-- BEGIN DATASET EXTRACT --

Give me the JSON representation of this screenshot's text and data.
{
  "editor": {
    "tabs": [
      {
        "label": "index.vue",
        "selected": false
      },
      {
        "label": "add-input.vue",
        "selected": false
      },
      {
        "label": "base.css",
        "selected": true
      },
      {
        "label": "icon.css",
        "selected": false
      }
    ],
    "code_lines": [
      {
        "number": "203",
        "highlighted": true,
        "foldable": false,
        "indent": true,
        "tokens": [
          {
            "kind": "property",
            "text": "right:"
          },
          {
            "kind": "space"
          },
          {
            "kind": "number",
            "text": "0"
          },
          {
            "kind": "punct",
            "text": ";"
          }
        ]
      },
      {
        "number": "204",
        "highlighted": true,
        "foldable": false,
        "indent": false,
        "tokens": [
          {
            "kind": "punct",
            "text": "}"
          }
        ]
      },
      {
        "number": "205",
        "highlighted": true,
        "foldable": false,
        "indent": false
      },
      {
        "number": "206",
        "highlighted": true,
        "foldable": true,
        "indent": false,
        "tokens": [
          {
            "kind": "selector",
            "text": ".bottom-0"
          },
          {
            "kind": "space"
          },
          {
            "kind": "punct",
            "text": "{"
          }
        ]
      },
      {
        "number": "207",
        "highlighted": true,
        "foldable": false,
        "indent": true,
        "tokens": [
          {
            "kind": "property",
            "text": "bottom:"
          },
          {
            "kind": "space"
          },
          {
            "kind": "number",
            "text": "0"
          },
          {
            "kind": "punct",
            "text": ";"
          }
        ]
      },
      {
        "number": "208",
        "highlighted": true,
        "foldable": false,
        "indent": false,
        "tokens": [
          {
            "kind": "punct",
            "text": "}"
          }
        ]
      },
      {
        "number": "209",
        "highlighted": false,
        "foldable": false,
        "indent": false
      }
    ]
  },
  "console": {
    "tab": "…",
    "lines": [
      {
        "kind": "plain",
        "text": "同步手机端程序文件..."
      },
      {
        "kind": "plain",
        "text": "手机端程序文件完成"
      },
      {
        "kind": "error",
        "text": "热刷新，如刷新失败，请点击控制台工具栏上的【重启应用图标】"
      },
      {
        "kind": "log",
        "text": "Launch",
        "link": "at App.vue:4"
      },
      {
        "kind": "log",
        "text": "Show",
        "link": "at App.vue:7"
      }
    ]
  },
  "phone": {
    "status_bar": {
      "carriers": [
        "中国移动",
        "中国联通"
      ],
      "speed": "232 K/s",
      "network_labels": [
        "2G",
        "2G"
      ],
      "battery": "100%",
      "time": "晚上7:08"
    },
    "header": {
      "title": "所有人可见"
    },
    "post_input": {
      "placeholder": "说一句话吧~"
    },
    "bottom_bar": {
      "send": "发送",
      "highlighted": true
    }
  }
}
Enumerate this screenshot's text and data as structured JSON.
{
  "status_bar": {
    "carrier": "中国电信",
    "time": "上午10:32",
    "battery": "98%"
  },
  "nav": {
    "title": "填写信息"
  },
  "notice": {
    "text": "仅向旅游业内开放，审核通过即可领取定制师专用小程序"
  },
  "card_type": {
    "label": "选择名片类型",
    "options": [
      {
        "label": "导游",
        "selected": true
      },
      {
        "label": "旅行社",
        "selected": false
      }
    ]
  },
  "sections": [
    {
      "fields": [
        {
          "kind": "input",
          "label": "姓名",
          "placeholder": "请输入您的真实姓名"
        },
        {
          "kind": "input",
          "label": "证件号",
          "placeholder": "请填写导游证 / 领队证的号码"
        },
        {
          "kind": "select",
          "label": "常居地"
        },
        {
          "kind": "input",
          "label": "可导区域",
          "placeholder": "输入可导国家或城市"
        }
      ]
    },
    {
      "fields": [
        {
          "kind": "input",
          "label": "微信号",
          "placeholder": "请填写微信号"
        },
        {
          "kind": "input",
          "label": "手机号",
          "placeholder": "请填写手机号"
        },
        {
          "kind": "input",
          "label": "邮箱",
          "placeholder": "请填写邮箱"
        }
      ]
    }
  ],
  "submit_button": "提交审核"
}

-- END DATASET EXTRACT --

Return the entries above exactly, each one complete.

### TASK RESPONSE:
Give me the JSON representation of this screenshot's text and data.
{
  "editor": {
    "tabs": [
      {
        "label": "index.vue",
        "selected": false
      },
      {
        "label": "add-input.vue",
        "selected": false
      },
      {
        "label": "base.css",
        "selected": true
      },
      {
        "label": "icon.css",
        "selected": false
      }
    ],
    "code_lines": [
      {
        "number": "203",
        "highlighted": true,
        "foldable": false,
        "indent": true,
        "tokens": [
          {
            "kind": "property",
            "text": "right:"
          },
          {
            "kind": "space"
          },
          {
            "kind": "number",
            "text": "0"
          },
          {
            "kind": "punct",
            "text": ";"
          }
        ]
      },
      {
        "number": "204",
        "highlighted": true,
        "foldable": false,
        "indent": false,
        "tokens": [
          {
            "kind": "punct",
            "text": "}"
          }
        ]
      },
      {
        "number": "205",
        "highlighted": true,
        "foldable": false,
        "indent": false
      },
      {
        "number": "206",
        "highlighted": true,
        "foldable": true,
        "indent": false,
        "tokens": [
          {
            "kind": "selector",
            "text": ".bottom-0"
          },
          {
            "kind": "space"
          },
          {
            "kind": "punct",
            "text": "{"
          }
        ]
      },
      {
        "number": "207",
        "highlighted": true,
        "foldable": false,
        "indent": true,
        "tokens": [
          {
            "kind": "property",
            "text": "bottom:"
          },
          {
            "kind": "space"
          },
          {
            "kind": "number",
            "text": "0"
          },
          {
            "kind": "punct",
            "text": ";"
          }
        ]
      },
      {
        "number": "208",
        "highlighted": true,
        "foldable": false,
        "indent": false,
        "tokens": [
          {
            "kind": "punct",
            "text": "}"
          }
        ]
      },
      {
        "number": "209",
        "highlighted": false,
        "foldable": false,
        "indent": false
      }
    ]
  },
  "console": {
    "tab": "…",
    "lines": [
      {
        "kind": "plain",
        "text": "同步手机端程序文件..."
      },
      {
        "kind": "plain",
        "text": "手机端程序文件完成"
      },
      {
        "kind": "error",
        "text": "热刷新，如刷新失败，请点击控制台工具栏上的【重启应用图标】"
      },
      {
        "kind": "log",
        "text": "Launch",
        "link": "at App.vue:4"
      },
      {
        "kind": "log",
        "text": "Show",
        "link": "at App.vue:7"
      }
    ]
  },
  "phone": {
    "status_bar": {
      "carriers": [
        "中国移动",
        "中国联通"
      ],
      "speed": "232 K/s",
      "network_labels": [
        "2G",
        "2G"
      ],
      "battery": "100%",
      "time": "晚上7:08"
    },
    "header": {
      "title": "所有人可见"
    },
    "post_input": {
      "placeholder": "说一句话吧~"
    },
    "bottom_bar": {
      "send": "发送",
      "highlighted": true
    }
  }
}
Enumerate this screenshot's text and data as structured JSON.
{
  "status_bar": {
    "carrier": "中国电信",
    "time": "上午10:32",
    "battery": "98%"
  },
  "nav": {
    "title": "填写信息"
  },
  "notice": {
    "text": "仅向旅游业内开放，审核通过即可领取定制师专用小程序"
  },
  "card_type": {
    "label": "选择名片类型",
    "options": [
      {
        "label": "导游",
        "selected": true
      },
      {
        "label": "旅行社",
        "selected": false
      }
    ]
  },
  "sections": [
    {
      "fields": [
        {
          "kind": "input",
          "label": "姓名",
          "placeholder": "请输入您的真实姓名"
        },
        {
          "kind": "input",
          "label": "证件号",
          "placeholder": "请填写导游证 / 领队证的号码"
        },
        {
          "kind": "select",
          "label": "常居地"
        },
        {
          "kind": "input",
          "label": "可导区域",
          "placeholder": "输入可导国家或城市"
        }
      ]
    },
    {
      "fields": [
        {
          "kind": "input",
          "label": "微信号",
          "placeholder": "请填写微信号"
        },
        {
          "kind": "input",
          "label": "手机号",
          "placeholder": "请填写手机号"
        },
        {
          "kind": "input",
          "label": "邮箱",
          "placeholder": "请填写邮箱"
        }
      ]
    }
  ],
  "submit_button": "提交审核"
}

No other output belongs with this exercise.